Problem details:
Output every entry exactly as written, skipping any pictures.
BEGIN Data lines
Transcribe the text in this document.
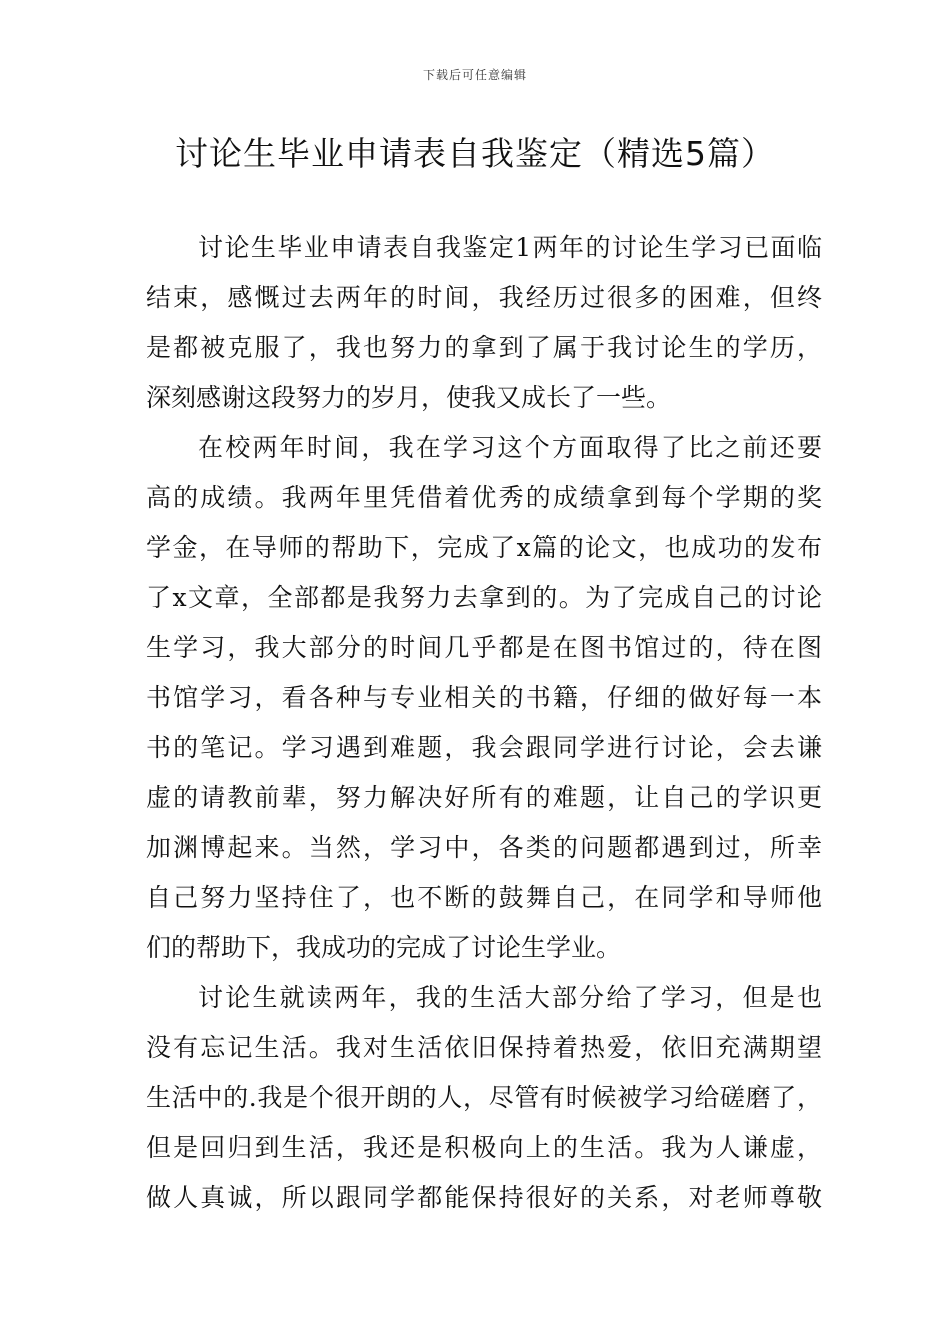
下载后可任意编辑
讨论生毕业申请表自我鉴定（精选5篇）
讨论生毕业申请表自我鉴定1两年的讨论生学习已面临
结束，感慨过去两年的时间，我经历过很多的困难，但终
是都被克服了，我也努力的拿到了属于我讨论生的学历，
深刻感谢这段努力的岁月，使我又成长了一些。
在校两年时间，我在学习这个方面取得了比之前还要
高的成绩。我两年里凭借着优秀的成绩拿到每个学期的奖
学金，在导师的帮助下，完成了x篇的论文，也成功的发布
了x文章，全部都是我努力去拿到的。为了完成自己的讨论
生学习，我大部分的时间几乎都是在图书馆过的，待在图
书馆学习，看各种与专业相关的书籍，仔细的做好每一本
书的笔记。学习遇到难题，我会跟同学进行讨论，会去谦
虚的请教前辈，努力解决好所有的难题，让自己的学识更
加渊博起来。当然，学习中，各类的问题都遇到过，所幸
自己努力坚持住了，也不断的鼓舞自己，在同学和导师他
们的帮助下，我成功的完成了讨论生学业。
讨论生就读两年，我的生活大部分给了学习，但是也
没有忘记生活。我对生活依旧保持着热爱，依旧充满期望
生活中的.我是个很开朗的人，尽管有时候被学习给磋磨了，
但是回归到生活，我还是积极向上的生活。我为人谦虚，
做人真诚，所以跟同学都能保持很好的关系，对老师尊敬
END Data lines
The answer:
Transcribe the text in this document.
下载后可任意编辑
讨论生毕业申请表自我鉴定（精选5篇）
讨论生毕业申请表自我鉴定1两年的讨论生学习已面临
结束，感慨过去两年的时间，我经历过很多的困难，但终
是都被克服了，我也努力的拿到了属于我讨论生的学历，
深刻感谢这段努力的岁月，使我又成长了一些。
在校两年时间，我在学习这个方面取得了比之前还要
高的成绩。我两年里凭借着优秀的成绩拿到每个学期的奖
学金，在导师的帮助下，完成了x篇的论文，也成功的发布
了x文章，全部都是我努力去拿到的。为了完成自己的讨论
生学习，我大部分的时间几乎都是在图书馆过的，待在图
书馆学习，看各种与专业相关的书籍，仔细的做好每一本
书的笔记。学习遇到难题，我会跟同学进行讨论，会去谦
虚的请教前辈，努力解决好所有的难题，让自己的学识更
加渊博起来。当然，学习中，各类的问题都遇到过，所幸
自己努力坚持住了，也不断的鼓舞自己，在同学和导师他
们的帮助下，我成功的完成了讨论生学业。
讨论生就读两年，我的生活大部分给了学习，但是也
没有忘记生活。我对生活依旧保持着热爱，依旧充满期望
生活中的.我是个很开朗的人，尽管有时候被学习给磋磨了，
但是回归到生活，我还是积极向上的生活。我为人谦虚，
做人真诚，所以跟同学都能保持很好的关系，对老师尊敬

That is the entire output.